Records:

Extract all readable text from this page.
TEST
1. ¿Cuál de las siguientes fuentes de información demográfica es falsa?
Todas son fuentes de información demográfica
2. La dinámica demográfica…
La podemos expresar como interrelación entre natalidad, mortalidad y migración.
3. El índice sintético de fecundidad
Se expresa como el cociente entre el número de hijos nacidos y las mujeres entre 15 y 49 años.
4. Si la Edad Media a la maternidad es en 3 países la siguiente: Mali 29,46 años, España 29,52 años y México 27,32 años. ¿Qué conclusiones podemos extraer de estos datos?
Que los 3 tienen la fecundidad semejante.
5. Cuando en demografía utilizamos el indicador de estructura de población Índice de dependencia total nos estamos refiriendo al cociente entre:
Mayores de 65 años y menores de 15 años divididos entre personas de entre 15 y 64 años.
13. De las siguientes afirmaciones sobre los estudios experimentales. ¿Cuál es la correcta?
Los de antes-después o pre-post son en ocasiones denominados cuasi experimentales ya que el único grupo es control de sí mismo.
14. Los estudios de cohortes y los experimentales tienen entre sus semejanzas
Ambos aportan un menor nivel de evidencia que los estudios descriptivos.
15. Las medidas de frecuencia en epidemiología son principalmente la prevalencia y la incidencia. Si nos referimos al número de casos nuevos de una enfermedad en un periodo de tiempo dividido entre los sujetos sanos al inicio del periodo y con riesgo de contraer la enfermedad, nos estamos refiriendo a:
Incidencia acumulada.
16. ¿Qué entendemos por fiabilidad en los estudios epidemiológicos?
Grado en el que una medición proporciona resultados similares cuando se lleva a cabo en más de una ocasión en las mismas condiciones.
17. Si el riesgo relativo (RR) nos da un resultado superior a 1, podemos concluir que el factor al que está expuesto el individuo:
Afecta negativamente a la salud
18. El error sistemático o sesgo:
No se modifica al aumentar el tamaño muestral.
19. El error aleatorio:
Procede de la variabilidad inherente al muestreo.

==

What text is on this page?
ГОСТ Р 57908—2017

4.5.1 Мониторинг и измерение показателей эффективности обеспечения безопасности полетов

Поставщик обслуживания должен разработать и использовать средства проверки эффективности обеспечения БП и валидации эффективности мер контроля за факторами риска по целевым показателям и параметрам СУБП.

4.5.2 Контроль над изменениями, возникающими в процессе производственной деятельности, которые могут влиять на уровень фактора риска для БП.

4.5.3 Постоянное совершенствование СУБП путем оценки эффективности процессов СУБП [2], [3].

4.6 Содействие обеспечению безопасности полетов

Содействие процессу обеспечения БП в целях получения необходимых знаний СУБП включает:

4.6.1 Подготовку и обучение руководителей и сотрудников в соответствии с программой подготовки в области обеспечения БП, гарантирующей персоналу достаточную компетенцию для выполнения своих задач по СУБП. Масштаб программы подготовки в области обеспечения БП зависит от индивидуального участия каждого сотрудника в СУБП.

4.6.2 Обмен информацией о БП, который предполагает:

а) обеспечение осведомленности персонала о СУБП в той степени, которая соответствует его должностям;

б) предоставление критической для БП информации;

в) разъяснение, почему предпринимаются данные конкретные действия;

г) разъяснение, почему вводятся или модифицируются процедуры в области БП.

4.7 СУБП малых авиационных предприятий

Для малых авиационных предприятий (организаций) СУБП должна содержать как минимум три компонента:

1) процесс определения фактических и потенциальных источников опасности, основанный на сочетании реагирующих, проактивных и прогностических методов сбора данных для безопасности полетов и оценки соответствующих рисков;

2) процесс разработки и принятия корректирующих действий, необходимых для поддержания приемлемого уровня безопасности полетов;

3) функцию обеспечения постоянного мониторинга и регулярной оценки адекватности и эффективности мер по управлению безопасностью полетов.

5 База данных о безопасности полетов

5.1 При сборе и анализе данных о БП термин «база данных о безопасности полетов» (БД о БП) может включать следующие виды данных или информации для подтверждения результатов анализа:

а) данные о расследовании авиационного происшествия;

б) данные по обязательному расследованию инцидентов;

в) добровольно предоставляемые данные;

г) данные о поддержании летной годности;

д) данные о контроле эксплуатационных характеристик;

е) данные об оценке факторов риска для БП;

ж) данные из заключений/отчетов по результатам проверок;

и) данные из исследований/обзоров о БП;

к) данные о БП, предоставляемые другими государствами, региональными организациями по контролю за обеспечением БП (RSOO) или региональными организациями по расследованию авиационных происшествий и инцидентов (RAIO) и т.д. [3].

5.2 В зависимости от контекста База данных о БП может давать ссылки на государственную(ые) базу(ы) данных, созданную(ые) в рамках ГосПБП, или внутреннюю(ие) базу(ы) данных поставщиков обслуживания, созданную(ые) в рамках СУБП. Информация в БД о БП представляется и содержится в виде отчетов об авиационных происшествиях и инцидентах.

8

Problem: Using the material above, copy every line in which the string "this" occurs.

Answer to the exercise:
Extract all readable text from this page.
What text is on this page?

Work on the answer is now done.